**Data excerpts:**
----
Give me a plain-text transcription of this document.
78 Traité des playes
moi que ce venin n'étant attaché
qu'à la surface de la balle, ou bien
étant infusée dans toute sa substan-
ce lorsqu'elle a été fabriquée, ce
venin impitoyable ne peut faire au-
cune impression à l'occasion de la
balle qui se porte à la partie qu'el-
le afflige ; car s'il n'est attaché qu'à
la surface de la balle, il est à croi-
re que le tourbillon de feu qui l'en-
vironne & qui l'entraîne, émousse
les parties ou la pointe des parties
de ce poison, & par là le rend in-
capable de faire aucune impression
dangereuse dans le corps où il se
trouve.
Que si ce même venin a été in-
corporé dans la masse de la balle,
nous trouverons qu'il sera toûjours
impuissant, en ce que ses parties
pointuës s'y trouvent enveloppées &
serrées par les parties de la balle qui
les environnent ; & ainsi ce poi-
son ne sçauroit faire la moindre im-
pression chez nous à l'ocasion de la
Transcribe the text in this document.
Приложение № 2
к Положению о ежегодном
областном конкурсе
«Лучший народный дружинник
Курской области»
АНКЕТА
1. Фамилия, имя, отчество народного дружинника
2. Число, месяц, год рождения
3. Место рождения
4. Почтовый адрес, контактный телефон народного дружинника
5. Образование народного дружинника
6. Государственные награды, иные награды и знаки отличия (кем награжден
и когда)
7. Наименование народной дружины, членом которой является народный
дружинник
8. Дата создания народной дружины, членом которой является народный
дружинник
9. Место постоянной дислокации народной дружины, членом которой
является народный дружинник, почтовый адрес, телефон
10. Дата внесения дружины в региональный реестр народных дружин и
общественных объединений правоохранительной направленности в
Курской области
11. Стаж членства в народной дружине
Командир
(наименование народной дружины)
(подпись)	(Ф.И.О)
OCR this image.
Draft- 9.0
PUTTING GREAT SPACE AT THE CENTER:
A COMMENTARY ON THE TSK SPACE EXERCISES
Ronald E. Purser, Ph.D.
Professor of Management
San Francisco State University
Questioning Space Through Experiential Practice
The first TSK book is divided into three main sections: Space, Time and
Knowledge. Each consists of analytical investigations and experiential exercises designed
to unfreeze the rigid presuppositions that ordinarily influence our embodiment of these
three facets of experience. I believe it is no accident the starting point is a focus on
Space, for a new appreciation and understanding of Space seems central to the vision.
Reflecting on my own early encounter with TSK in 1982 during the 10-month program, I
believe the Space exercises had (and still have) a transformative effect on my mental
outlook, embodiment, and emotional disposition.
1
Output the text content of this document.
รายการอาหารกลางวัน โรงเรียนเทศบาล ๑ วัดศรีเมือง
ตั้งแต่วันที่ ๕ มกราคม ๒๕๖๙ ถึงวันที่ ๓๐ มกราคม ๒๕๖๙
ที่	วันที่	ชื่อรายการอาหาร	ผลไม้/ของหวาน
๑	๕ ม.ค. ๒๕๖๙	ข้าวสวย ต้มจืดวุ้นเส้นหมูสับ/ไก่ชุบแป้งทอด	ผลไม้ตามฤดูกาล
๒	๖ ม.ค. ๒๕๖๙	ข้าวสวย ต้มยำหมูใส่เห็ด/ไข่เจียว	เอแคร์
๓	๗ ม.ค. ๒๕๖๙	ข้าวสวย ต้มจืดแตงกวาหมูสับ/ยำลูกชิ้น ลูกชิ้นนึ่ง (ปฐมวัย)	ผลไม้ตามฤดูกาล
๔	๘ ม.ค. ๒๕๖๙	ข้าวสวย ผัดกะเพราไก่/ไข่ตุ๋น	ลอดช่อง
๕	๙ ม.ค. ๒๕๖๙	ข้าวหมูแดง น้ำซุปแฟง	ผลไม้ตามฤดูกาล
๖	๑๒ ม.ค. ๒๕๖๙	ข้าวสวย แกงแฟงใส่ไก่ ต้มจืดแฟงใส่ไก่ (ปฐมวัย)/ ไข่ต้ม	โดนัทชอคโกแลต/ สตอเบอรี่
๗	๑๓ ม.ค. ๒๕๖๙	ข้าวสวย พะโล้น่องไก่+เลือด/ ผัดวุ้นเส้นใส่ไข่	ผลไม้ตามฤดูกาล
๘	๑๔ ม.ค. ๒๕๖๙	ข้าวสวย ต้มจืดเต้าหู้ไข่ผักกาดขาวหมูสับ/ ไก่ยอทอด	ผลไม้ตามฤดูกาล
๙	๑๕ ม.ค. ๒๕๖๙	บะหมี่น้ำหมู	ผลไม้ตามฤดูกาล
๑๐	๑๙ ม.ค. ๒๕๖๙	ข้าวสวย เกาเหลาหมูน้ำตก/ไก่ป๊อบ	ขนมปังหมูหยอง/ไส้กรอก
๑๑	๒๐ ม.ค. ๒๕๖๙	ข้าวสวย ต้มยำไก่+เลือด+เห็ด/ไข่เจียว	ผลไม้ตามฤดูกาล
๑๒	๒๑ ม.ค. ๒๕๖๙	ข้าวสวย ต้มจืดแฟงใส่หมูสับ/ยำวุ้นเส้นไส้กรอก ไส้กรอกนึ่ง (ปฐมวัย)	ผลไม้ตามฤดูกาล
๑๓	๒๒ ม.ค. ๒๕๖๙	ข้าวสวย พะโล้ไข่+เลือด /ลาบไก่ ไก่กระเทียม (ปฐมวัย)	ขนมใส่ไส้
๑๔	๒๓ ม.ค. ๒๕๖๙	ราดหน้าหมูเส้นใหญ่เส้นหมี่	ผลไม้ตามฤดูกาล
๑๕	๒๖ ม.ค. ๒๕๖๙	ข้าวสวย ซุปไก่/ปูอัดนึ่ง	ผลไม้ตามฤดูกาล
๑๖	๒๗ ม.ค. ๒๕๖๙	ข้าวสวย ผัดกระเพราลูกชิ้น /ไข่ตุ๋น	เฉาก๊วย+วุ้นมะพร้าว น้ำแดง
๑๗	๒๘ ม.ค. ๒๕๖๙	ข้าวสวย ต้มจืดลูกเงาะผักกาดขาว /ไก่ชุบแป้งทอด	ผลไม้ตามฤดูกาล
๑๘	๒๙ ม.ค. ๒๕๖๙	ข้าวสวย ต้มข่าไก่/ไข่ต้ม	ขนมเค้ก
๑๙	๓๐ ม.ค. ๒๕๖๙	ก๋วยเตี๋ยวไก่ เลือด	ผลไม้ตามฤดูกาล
----
**Required work:**
Copy out the full set of records precisely, leaving nothing out.

**Written reply:**
Give me a plain-text transcription of this document.
78 Traité des playes
moi que ce venin n'étant attaché
qu'à la surface de la balle, ou bien
étant infusée dans toute sa substan-
ce lorsqu'elle a été fabriquée, ce
venin impitoyable ne peut faire au-
cune impression à l'occasion de la
balle qui se porte à la partie qu'el-
le afflige ; car s'il n'est attaché qu'à
la surface de la balle, il est à croi-
re que le tourbillon de feu qui l'en-
vironne & qui l'entraîne, émousse
les parties ou la pointe des parties
de ce poison, & par là le rend in-
capable de faire aucune impression
dangereuse dans le corps où il se
trouve.
Que si ce même venin a été in-
corporé dans la masse de la balle,
nous trouverons qu'il sera toûjours
impuissant, en ce que ses parties
pointuës s'y trouvent enveloppées &
serrées par les parties de la balle qui
les environnent ; & ainsi ce poi-
son ne sçauroit faire la moindre im-
pression chez nous à l'ocasion de la
Transcribe the text in this document.
Приложение № 2
к Положению о ежегодном
областном конкурсе
«Лучший народный дружинник
Курской области»
АНКЕТА
1. Фамилия, имя, отчество народного дружинника
2. Число, месяц, год рождения
3. Место рождения
4. Почтовый адрес, контактный телефон народного дружинника
5. Образование народного дружинника
6. Государственные награды, иные награды и знаки отличия (кем награжден
и когда)
7. Наименование народной дружины, членом которой является народный
дружинник
8. Дата создания народной дружины, членом которой является народный
дружинник
9. Место постоянной дислокации народной дружины, членом которой
является народный дружинник, почтовый адрес, телефон
10. Дата внесения дружины в региональный реестр народных дружин и
общественных объединений правоохранительной направленности в
Курской области
11. Стаж членства в народной дружине
Командир
(наименование народной дружины)
(подпись)	(Ф.И.О)
OCR this image.
Draft- 9.0
PUTTING GREAT SPACE AT THE CENTER:
A COMMENTARY ON THE TSK SPACE EXERCISES
Ronald E. Purser, Ph.D.
Professor of Management
San Francisco State University
Questioning Space Through Experiential Practice
The first TSK book is divided into three main sections: Space, Time and
Knowledge. Each consists of analytical investigations and experiential exercises designed
to unfreeze the rigid presuppositions that ordinarily influence our embodiment of these
three facets of experience. I believe it is no accident the starting point is a focus on
Space, for a new appreciation and understanding of Space seems central to the vision.
Reflecting on my own early encounter with TSK in 1982 during the 10-month program, I
believe the Space exercises had (and still have) a transformative effect on my mental
outlook, embodiment, and emotional disposition.
1
Output the text content of this document.
รายการอาหารกลางวัน โรงเรียนเทศบาล ๑ วัดศรีเมือง
ตั้งแต่วันที่ ๕ มกราคม ๒๕๖๙ ถึงวันที่ ๓๐ มกราคม ๒๕๖๙
ที่	วันที่	ชื่อรายการอาหาร	ผลไม้/ของหวาน
๑	๕ ม.ค. ๒๕๖๙	ข้าวสวย ต้มจืดวุ้นเส้นหมูสับ/ไก่ชุบแป้งทอด	ผลไม้ตามฤดูกาล
๒	๖ ม.ค. ๒๕๖๙	ข้าวสวย ต้มยำหมูใส่เห็ด/ไข่เจียว	เอแคร์
๓	๗ ม.ค. ๒๕๖๙	ข้าวสวย ต้มจืดแตงกวาหมูสับ/ยำลูกชิ้น ลูกชิ้นนึ่ง (ปฐมวัย)	ผลไม้ตามฤดูกาล
๔	๘ ม.ค. ๒๕๖๙	ข้าวสวย ผัดกะเพราไก่/ไข่ตุ๋น	ลอดช่อง
๕	๙ ม.ค. ๒๕๖๙	ข้าวหมูแดง น้ำซุปแฟง	ผลไม้ตามฤดูกาล
๖	๑๒ ม.ค. ๒๕๖๙	ข้าวสวย แกงแฟงใส่ไก่ ต้มจืดแฟงใส่ไก่ (ปฐมวัย)/ ไข่ต้ม	โดนัทชอคโกแลต/ สตอเบอรี่
๗	๑๓ ม.ค. ๒๕๖๙	ข้าวสวย พะโล้น่องไก่+เลือด/ ผัดวุ้นเส้นใส่ไข่	ผลไม้ตามฤดูกาล
๘	๑๔ ม.ค. ๒๕๖๙	ข้าวสวย ต้มจืดเต้าหู้ไข่ผักกาดขาวหมูสับ/ ไก่ยอทอด	ผลไม้ตามฤดูกาล
๙	๑๕ ม.ค. ๒๕๖๙	บะหมี่น้ำหมู	ผลไม้ตามฤดูกาล
๑๐	๑๙ ม.ค. ๒๕๖๙	ข้าวสวย เกาเหลาหมูน้ำตก/ไก่ป๊อบ	ขนมปังหมูหยอง/ไส้กรอก
๑๑	๒๐ ม.ค. ๒๕๖๙	ข้าวสวย ต้มยำไก่+เลือด+เห็ด/ไข่เจียว	ผลไม้ตามฤดูกาล
๑๒	๒๑ ม.ค. ๒๕๖๙	ข้าวสวย ต้มจืดแฟงใส่หมูสับ/ยำวุ้นเส้นไส้กรอก ไส้กรอกนึ่ง (ปฐมวัย)	ผลไม้ตามฤดูกาล
๑๓	๒๒ ม.ค. ๒๕๖๙	ข้าวสวย พะโล้ไข่+เลือด /ลาบไก่ ไก่กระเทียม (ปฐมวัย)	ขนมใส่ไส้
๑๔	๒๓ ม.ค. ๒๕๖๙	ราดหน้าหมูเส้นใหญ่เส้นหมี่	ผลไม้ตามฤดูกาล
๑๕	๒๖ ม.ค. ๒๕๖๙	ข้าวสวย ซุปไก่/ปูอัดนึ่ง	ผลไม้ตามฤดูกาล
๑๖	๒๗ ม.ค. ๒๕๖๙	ข้าวสวย ผัดกระเพราลูกชิ้น /ไข่ตุ๋น	เฉาก๊วย+วุ้นมะพร้าว น้ำแดง
๑๗	๒๘ ม.ค. ๒๕๖๙	ข้าวสวย ต้มจืดลูกเงาะผักกาดขาว /ไก่ชุบแป้งทอด	ผลไม้ตามฤดูกาล
๑๘	๒๙ ม.ค. ๒๕๖๙	ข้าวสวย ต้มข่าไก่/ไข่ต้ม	ขนมเค้ก
๑๙	๓๐ ม.ค. ๒๕๖๙	ก๋วยเตี๋ยวไก่ เลือด	ผลไม้ตามฤดูกาล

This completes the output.